_GIVEN DATA_
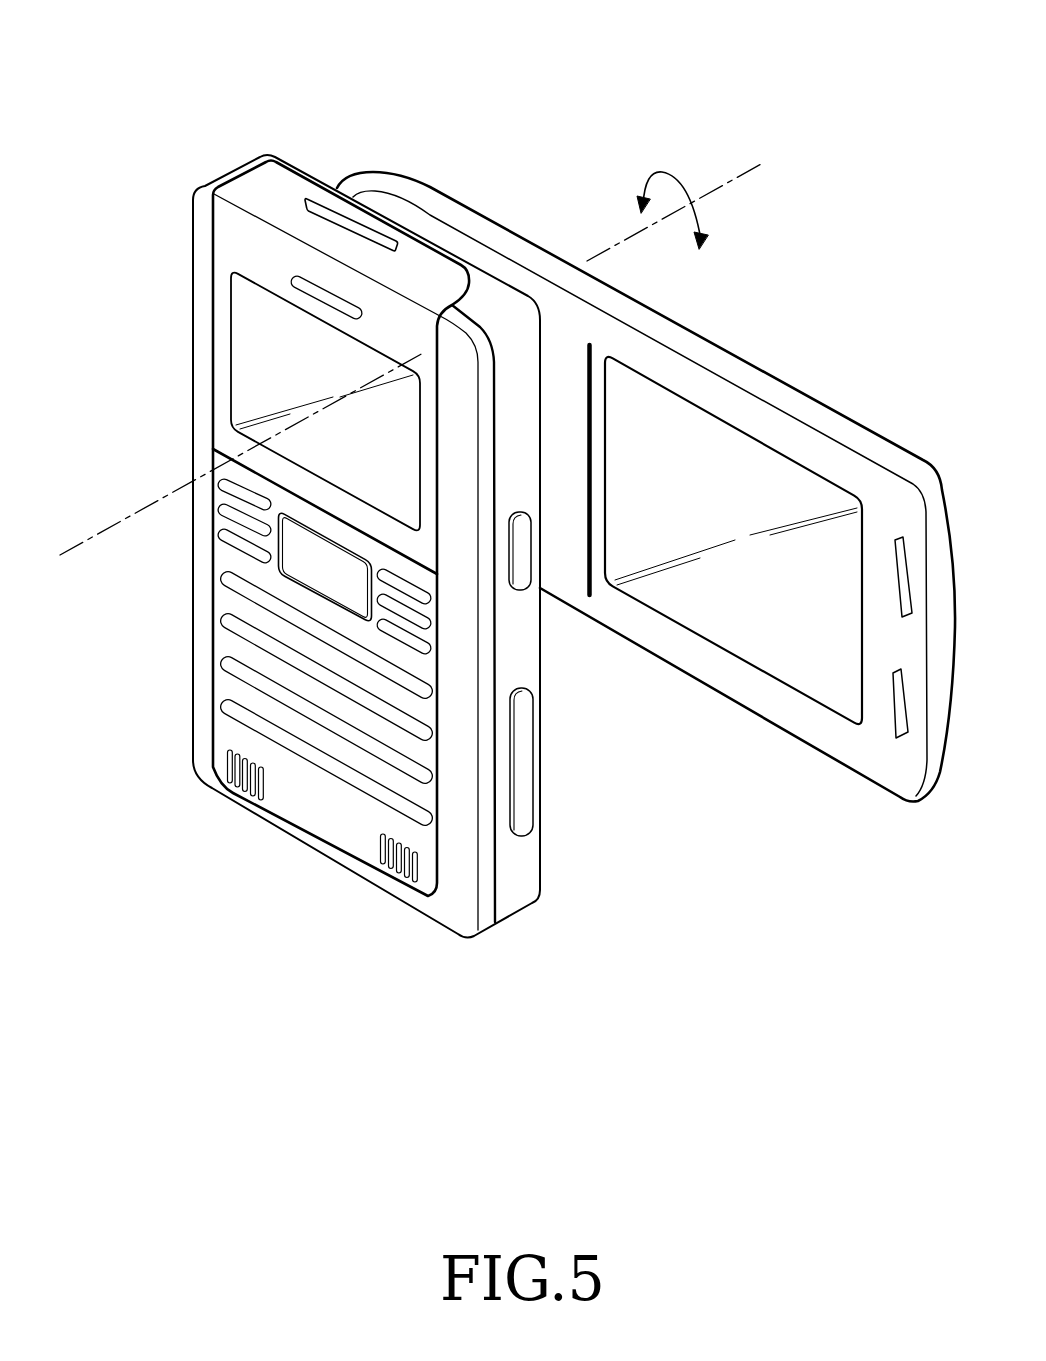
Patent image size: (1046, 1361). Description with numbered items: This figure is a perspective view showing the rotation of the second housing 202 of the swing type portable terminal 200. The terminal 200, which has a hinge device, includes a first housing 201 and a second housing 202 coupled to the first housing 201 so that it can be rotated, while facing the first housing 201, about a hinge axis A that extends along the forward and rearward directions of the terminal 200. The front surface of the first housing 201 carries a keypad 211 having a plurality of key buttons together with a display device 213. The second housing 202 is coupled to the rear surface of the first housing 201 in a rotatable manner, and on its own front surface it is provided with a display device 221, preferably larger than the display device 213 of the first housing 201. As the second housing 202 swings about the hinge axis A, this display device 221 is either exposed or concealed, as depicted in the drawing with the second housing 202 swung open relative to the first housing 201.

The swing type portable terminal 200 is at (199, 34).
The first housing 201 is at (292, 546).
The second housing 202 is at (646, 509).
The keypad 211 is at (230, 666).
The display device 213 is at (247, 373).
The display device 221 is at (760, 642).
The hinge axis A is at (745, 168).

_WHAT THE TASK ASKS_
Transcribe the text of the records above line for line without changes, omitting the pictures.

_CORRECT ANSWER_
Patent image size: (1046, 1361). Description with numbered items: This figure is a perspective view showing the rotation of the second housing 202 of the swing type portable terminal 200. The terminal 200, which has a hinge device, includes a first housing 201 and a second housing 202 coupled to the first housing 201 so that it can be rotated, while facing the first housing 201, about a hinge axis A that extends along the forward and rearward directions of the terminal 200. The front surface of the first housing 201 carries a keypad 211 having a plurality of key buttons together with a display device 213. The second housing 202 is coupled to the rear surface of the first housing 201 in a rotatable manner, and on its own front surface it is provided with a display device 221, preferably larger than the display device 213 of the first housing 201. As the second housing 202 swings about the hinge axis A, this display device 221 is either exposed or concealed, as depicted in the drawing with the second housing 202 swung open relative to the first housing 201.

The swing type portable terminal 200 is at (199, 34).
The first housing 201 is at (292, 546).
The second housing 202 is at (646, 509).
The keypad 211 is at (230, 666).
The display device 213 is at (247, 373).
The display device 221 is at (760, 642).
The hinge axis A is at (745, 168).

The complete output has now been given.